- **WHAT THIS TASK INVOLVES**
List each line of the data that holds the word "constant".

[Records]

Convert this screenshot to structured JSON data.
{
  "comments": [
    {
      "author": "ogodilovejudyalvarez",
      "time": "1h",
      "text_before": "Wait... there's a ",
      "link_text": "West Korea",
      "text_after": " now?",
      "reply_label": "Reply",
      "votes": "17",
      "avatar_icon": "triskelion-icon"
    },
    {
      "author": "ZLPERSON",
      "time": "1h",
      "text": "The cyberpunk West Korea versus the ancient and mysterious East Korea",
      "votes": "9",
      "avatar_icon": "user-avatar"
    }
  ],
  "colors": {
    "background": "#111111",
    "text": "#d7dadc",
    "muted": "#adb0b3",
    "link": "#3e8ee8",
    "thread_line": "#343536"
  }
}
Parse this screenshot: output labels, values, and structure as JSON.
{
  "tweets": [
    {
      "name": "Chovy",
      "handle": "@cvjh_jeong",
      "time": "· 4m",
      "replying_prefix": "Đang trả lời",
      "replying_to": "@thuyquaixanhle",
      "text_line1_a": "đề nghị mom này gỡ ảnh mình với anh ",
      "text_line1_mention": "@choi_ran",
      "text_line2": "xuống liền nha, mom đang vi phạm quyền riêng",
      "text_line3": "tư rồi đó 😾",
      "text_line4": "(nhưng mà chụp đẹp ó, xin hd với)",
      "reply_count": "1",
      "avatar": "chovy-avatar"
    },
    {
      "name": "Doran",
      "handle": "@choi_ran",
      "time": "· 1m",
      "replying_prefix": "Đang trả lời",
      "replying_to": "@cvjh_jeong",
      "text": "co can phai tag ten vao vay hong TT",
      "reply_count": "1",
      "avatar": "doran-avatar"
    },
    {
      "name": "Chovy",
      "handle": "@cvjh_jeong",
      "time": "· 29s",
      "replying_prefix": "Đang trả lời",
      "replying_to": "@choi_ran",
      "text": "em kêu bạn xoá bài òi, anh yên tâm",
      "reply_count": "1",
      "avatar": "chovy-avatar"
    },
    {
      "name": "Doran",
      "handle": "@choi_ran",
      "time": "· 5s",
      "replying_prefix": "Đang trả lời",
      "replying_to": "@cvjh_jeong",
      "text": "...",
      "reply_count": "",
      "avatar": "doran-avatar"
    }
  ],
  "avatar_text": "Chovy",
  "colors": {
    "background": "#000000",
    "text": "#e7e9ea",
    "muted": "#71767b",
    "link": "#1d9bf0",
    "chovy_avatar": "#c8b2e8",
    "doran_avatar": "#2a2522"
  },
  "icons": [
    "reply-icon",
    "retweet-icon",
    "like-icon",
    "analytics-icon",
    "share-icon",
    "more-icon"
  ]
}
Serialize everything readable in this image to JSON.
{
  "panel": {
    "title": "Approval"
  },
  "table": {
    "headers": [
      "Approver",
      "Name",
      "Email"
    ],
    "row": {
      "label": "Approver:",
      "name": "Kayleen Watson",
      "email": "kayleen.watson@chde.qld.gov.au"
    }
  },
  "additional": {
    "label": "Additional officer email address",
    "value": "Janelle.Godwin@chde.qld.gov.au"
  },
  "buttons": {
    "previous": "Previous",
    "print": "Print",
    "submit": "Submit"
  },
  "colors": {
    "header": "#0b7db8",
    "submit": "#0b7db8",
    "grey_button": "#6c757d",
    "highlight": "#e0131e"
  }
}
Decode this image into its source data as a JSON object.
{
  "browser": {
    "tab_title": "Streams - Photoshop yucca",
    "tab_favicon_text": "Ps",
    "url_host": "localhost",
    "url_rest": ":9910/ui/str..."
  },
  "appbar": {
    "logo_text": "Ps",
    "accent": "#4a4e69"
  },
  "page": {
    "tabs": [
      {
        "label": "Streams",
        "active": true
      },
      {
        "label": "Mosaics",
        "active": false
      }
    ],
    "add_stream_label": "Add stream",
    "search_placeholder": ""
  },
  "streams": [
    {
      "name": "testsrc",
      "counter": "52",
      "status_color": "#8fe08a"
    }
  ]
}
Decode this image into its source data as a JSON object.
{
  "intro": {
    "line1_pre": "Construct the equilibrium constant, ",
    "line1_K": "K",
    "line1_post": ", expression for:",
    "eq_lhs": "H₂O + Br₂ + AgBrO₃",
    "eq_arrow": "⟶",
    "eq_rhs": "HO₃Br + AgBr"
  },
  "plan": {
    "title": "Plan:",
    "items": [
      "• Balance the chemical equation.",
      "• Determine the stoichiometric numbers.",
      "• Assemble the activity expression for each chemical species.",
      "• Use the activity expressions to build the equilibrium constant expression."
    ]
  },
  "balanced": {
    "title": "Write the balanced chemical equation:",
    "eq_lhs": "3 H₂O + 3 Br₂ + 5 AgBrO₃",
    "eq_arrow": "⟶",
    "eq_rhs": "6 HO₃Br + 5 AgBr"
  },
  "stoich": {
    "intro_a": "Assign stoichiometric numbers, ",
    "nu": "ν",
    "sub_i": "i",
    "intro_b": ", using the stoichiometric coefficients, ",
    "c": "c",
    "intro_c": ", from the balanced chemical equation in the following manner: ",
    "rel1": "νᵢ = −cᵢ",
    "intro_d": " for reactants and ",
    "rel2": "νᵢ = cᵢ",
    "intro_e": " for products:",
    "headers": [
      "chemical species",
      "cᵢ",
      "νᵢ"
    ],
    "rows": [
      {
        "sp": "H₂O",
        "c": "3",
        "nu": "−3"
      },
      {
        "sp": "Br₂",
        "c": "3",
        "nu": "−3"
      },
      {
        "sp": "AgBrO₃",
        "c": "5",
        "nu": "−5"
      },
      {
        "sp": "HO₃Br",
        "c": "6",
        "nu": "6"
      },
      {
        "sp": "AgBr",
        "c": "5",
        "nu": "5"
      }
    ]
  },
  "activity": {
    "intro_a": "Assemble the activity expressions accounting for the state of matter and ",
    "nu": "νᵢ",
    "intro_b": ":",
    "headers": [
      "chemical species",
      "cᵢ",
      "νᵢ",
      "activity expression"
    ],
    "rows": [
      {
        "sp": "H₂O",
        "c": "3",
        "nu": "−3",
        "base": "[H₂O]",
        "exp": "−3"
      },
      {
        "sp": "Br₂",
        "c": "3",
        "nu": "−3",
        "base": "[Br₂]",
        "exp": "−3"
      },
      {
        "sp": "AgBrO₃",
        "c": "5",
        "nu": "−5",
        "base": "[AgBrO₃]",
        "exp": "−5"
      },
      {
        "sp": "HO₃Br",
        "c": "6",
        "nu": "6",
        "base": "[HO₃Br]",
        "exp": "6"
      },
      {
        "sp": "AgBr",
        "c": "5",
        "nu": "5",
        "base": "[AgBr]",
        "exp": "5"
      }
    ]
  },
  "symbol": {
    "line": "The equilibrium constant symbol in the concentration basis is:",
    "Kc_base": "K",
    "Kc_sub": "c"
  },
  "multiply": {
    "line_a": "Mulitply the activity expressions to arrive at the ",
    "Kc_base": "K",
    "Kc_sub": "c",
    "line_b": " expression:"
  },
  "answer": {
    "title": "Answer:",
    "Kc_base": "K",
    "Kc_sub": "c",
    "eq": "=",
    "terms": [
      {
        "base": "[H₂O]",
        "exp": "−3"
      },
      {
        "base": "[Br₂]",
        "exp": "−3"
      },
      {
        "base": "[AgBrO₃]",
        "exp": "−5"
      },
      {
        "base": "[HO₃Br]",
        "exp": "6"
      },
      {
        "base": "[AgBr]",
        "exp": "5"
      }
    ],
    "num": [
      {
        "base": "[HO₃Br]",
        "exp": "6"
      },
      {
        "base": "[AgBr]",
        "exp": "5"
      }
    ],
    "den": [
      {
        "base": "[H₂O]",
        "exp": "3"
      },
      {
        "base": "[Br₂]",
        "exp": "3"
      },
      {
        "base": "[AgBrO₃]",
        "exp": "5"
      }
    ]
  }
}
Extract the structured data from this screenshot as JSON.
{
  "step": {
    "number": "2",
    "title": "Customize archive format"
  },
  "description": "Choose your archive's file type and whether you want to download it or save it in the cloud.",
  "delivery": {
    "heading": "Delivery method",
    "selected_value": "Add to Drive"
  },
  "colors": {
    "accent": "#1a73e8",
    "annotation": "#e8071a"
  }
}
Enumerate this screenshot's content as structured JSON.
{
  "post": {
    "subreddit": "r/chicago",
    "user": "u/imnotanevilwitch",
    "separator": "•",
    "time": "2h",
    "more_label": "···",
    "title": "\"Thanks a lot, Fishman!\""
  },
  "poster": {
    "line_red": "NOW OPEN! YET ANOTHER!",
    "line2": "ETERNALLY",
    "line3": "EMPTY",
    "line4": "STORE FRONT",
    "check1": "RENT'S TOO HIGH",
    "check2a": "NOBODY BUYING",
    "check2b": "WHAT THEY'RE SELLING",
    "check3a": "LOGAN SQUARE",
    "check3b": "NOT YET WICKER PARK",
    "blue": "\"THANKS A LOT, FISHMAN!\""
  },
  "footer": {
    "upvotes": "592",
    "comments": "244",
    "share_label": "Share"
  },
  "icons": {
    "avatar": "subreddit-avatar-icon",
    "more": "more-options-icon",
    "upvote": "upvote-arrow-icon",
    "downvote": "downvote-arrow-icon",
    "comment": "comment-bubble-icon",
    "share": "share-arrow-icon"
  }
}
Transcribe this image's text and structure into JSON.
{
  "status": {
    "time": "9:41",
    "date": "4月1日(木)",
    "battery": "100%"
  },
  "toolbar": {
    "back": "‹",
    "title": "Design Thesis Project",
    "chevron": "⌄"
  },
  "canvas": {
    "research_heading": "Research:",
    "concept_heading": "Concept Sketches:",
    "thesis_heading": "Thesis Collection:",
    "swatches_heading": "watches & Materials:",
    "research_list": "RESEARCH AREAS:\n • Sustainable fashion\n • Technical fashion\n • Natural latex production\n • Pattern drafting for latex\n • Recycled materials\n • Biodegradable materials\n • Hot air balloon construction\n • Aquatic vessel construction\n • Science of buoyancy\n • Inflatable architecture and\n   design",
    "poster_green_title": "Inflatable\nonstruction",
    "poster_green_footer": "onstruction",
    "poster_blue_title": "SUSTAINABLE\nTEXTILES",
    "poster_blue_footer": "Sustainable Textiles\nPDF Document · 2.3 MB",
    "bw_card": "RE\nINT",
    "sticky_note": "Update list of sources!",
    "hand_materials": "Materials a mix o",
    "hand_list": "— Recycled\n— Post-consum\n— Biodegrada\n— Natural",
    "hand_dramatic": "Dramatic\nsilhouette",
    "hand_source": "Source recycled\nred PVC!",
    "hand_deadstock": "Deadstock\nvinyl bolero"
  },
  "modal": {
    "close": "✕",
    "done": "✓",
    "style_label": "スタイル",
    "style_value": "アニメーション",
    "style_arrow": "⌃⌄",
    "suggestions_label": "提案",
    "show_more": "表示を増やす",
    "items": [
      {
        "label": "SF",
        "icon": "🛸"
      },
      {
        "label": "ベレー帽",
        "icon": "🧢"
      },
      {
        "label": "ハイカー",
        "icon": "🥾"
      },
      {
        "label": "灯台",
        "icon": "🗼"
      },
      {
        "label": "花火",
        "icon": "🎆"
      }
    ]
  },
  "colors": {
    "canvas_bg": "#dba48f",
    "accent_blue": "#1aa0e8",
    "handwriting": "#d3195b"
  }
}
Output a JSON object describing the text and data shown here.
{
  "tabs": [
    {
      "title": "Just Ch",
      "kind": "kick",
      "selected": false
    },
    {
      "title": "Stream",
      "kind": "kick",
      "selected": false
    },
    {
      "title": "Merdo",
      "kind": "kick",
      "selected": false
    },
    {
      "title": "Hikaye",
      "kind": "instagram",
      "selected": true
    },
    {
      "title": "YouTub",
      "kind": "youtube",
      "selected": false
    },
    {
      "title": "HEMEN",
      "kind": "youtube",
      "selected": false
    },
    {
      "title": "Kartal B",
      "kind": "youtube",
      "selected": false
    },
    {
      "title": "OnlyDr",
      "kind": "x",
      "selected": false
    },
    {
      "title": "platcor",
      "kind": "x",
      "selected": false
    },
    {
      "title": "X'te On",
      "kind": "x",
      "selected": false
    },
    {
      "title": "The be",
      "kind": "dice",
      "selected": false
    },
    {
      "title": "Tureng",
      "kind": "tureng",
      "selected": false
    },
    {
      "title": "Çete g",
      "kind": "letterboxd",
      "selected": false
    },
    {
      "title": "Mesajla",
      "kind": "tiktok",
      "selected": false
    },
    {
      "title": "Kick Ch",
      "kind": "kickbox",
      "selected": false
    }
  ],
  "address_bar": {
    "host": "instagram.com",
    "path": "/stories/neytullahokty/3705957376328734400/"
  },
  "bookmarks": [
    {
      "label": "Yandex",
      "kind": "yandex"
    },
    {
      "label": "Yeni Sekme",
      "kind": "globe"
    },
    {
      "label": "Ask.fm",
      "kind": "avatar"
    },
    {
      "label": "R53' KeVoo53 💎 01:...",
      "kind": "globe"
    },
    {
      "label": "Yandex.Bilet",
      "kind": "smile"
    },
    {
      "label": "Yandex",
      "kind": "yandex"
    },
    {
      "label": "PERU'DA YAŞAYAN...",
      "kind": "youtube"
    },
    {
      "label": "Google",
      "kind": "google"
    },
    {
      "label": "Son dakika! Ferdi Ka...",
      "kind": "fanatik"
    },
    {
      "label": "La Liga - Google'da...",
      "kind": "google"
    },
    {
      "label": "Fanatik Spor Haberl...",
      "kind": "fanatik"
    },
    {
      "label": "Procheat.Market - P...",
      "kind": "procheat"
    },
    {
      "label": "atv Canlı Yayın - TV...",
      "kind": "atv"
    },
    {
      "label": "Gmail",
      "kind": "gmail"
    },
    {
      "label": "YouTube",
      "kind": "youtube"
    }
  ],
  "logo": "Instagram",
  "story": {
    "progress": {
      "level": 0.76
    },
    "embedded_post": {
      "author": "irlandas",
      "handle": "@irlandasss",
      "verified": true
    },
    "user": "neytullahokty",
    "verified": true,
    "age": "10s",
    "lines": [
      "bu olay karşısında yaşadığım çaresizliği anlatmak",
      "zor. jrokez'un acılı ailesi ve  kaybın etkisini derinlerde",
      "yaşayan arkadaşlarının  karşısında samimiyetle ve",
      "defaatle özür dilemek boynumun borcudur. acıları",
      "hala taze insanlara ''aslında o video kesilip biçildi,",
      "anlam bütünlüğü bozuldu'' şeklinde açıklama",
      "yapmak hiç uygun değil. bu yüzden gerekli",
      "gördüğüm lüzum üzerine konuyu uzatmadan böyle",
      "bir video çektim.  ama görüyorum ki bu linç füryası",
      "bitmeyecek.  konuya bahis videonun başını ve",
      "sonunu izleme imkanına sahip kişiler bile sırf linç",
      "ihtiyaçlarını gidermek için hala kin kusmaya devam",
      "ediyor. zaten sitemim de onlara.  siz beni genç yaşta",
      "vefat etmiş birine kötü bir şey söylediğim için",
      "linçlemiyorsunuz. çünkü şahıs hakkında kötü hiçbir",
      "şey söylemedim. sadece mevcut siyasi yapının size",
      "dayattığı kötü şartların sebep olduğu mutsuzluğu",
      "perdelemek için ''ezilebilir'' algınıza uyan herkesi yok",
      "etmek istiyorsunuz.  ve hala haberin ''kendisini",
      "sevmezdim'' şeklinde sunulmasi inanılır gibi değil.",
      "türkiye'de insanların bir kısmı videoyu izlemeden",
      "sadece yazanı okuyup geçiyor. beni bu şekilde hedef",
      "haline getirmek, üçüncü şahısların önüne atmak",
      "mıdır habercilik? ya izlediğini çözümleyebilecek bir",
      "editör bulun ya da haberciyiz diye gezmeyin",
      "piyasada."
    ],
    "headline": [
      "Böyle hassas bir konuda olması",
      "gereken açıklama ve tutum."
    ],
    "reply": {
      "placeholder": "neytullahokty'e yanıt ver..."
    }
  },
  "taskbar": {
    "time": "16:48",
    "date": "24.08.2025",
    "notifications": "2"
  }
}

- **RESPONSE BELOW**
    "line1_pre": "Construct the equilibrium constant, ",
      "• Use the activity expressions to build the equilibrium constant expression."
    "line": "The equilibrium constant symbol in the concentration basis is:",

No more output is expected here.